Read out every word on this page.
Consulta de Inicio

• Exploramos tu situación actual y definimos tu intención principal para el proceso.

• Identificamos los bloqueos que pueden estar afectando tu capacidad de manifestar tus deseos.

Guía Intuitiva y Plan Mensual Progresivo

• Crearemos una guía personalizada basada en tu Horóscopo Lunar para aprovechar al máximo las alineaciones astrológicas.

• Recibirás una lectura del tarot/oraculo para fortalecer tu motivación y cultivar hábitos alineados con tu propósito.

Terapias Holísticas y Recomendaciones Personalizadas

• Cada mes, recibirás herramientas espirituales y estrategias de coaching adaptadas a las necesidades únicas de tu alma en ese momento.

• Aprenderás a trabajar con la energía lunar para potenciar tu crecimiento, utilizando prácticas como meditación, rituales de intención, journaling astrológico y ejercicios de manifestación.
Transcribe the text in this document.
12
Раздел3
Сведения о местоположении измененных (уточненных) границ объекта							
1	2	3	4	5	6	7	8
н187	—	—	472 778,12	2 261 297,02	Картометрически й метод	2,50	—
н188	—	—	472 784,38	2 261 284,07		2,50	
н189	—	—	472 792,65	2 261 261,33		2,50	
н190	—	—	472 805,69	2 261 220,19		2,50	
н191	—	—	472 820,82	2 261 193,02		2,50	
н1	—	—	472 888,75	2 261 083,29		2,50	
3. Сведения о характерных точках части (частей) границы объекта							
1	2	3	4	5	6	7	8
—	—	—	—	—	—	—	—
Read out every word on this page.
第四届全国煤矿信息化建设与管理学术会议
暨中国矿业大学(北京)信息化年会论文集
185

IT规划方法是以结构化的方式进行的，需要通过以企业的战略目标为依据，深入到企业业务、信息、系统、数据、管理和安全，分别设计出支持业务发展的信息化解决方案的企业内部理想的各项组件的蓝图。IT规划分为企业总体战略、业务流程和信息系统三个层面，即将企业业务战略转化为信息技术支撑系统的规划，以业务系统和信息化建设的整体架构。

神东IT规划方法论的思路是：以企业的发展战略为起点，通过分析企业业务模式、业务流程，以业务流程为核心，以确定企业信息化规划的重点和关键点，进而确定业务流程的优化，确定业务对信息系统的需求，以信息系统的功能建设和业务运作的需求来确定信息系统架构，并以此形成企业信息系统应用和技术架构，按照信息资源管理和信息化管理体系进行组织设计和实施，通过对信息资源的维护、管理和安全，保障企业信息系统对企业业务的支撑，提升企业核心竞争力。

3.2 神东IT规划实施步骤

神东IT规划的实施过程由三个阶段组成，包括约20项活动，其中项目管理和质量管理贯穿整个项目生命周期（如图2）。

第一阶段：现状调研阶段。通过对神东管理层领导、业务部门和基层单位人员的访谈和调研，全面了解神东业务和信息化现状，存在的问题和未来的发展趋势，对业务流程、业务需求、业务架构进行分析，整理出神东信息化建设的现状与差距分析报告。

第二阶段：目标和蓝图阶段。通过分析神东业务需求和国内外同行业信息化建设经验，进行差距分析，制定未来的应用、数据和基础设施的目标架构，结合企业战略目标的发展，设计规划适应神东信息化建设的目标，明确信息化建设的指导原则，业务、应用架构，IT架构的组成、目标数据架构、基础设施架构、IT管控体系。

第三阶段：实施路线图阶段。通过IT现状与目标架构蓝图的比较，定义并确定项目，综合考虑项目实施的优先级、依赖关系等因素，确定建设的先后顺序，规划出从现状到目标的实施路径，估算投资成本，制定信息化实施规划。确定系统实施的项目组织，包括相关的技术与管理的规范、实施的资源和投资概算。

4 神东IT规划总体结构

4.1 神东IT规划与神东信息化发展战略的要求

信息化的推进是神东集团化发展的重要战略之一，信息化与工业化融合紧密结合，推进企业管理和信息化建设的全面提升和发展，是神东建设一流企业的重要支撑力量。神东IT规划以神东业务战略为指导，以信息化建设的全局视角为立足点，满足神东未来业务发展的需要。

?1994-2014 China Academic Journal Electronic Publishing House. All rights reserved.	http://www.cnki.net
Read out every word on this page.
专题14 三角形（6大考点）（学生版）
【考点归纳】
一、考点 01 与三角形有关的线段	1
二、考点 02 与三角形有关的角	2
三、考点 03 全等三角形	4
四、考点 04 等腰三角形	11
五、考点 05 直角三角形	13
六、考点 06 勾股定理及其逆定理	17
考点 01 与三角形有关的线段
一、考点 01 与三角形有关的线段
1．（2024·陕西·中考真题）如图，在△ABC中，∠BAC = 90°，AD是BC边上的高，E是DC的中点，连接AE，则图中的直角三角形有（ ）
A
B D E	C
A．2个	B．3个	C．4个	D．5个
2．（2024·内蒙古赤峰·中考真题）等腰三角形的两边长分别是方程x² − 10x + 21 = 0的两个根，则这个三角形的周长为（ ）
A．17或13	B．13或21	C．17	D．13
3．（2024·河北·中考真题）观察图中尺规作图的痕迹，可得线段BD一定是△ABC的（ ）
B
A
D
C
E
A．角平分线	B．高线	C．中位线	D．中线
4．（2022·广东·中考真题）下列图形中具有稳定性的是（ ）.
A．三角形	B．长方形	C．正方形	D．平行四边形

____

■ Stated problem:
Without leaving anything out, give the entries again exactly.

■ Answer in full:
Read out every word on this page.
Consulta de Inicio

• Exploramos tu situación actual y definimos tu intención principal para el proceso.

• Identificamos los bloqueos que pueden estar afectando tu capacidad de manifestar tus deseos.

Guía Intuitiva y Plan Mensual Progresivo

• Crearemos una guía personalizada basada en tu Horóscopo Lunar para aprovechar al máximo las alineaciones astrológicas.

• Recibirás una lectura del tarot/oraculo para fortalecer tu motivación y cultivar hábitos alineados con tu propósito.

Terapias Holísticas y Recomendaciones Personalizadas

• Cada mes, recibirás herramientas espirituales y estrategias de coaching adaptadas a las necesidades únicas de tu alma en ese momento.

• Aprenderás a trabajar con la energía lunar para potenciar tu crecimiento, utilizando prácticas como meditación, rituales de intención, journaling astrológico y ejercicios de manifestación.
Transcribe the text in this document.
12
Раздел3
Сведения о местоположении измененных (уточненных) границ объекта							
1	2	3	4	5	6	7	8
н187	—	—	472 778,12	2 261 297,02	Картометрически й метод	2,50	—
н188	—	—	472 784,38	2 261 284,07		2,50	
н189	—	—	472 792,65	2 261 261,33		2,50	
н190	—	—	472 805,69	2 261 220,19		2,50	
н191	—	—	472 820,82	2 261 193,02		2,50	
н1	—	—	472 888,75	2 261 083,29		2,50	
3. Сведения о характерных точках части (частей) границы объекта							
1	2	3	4	5	6	7	8
—	—	—	—	—	—	—	—
Read out every word on this page.
第四届全国煤矿信息化建设与管理学术会议
暨中国矿业大学(北京)信息化年会论文集
185

IT规划方法是以结构化的方式进行的，需要通过以企业的战略目标为依据，深入到企业业务、信息、系统、数据、管理和安全，分别设计出支持业务发展的信息化解决方案的企业内部理想的各项组件的蓝图。IT规划分为企业总体战略、业务流程和信息系统三个层面，即将企业业务战略转化为信息技术支撑系统的规划，以业务系统和信息化建设的整体架构。

神东IT规划方法论的思路是：以企业的发展战略为起点，通过分析企业业务模式、业务流程，以业务流程为核心，以确定企业信息化规划的重点和关键点，进而确定业务流程的优化，确定业务对信息系统的需求，以信息系统的功能建设和业务运作的需求来确定信息系统架构，并以此形成企业信息系统应用和技术架构，按照信息资源管理和信息化管理体系进行组织设计和实施，通过对信息资源的维护、管理和安全，保障企业信息系统对企业业务的支撑，提升企业核心竞争力。

3.2 神东IT规划实施步骤

神东IT规划的实施过程由三个阶段组成，包括约20项活动，其中项目管理和质量管理贯穿整个项目生命周期（如图2）。

第一阶段：现状调研阶段。通过对神东管理层领导、业务部门和基层单位人员的访谈和调研，全面了解神东业务和信息化现状，存在的问题和未来的发展趋势，对业务流程、业务需求、业务架构进行分析，整理出神东信息化建设的现状与差距分析报告。

第二阶段：目标和蓝图阶段。通过分析神东业务需求和国内外同行业信息化建设经验，进行差距分析，制定未来的应用、数据和基础设施的目标架构，结合企业战略目标的发展，设计规划适应神东信息化建设的目标，明确信息化建设的指导原则，业务、应用架构，IT架构的组成、目标数据架构、基础设施架构、IT管控体系。

第三阶段：实施路线图阶段。通过IT现状与目标架构蓝图的比较，定义并确定项目，综合考虑项目实施的优先级、依赖关系等因素，确定建设的先后顺序，规划出从现状到目标的实施路径，估算投资成本，制定信息化实施规划。确定系统实施的项目组织，包括相关的技术与管理的规范、实施的资源和投资概算。

4 神东IT规划总体结构

4.1 神东IT规划与神东信息化发展战略的要求

信息化的推进是神东集团化发展的重要战略之一，信息化与工业化融合紧密结合，推进企业管理和信息化建设的全面提升和发展，是神东建设一流企业的重要支撑力量。神东IT规划以神东业务战略为指导，以信息化建设的全局视角为立足点，满足神东未来业务发展的需要。

?1994-2014 China Academic Journal Electronic Publishing House. All rights reserved.	http://www.cnki.net
Read out every word on this page.
专题14 三角形（6大考点）（学生版）
【考点归纳】
一、考点 01 与三角形有关的线段	1
二、考点 02 与三角形有关的角	2
三、考点 03 全等三角形	4
四、考点 04 等腰三角形	11
五、考点 05 直角三角形	13
六、考点 06 勾股定理及其逆定理	17
考点 01 与三角形有关的线段
一、考点 01 与三角形有关的线段
1．（2024·陕西·中考真题）如图，在△ABC中，∠BAC = 90°，AD是BC边上的高，E是DC的中点，连接AE，则图中的直角三角形有（ ）
A
B D E	C
A．2个	B．3个	C．4个	D．5个
2．（2024·内蒙古赤峰·中考真题）等腰三角形的两边长分别是方程x² − 10x + 21 = 0的两个根，则这个三角形的周长为（ ）
A．17或13	B．13或21	C．17	D．13
3．（2024·河北·中考真题）观察图中尺规作图的痕迹，可得线段BD一定是△ABC的（ ）
B
A
D
C
E
A．角平分线	B．高线	C．中位线	D．中线
4．（2022·广东·中考真题）下列图形中具有稳定性的是（ ）.
A．三角形	B．长方形	C．正方形	D．平行四边形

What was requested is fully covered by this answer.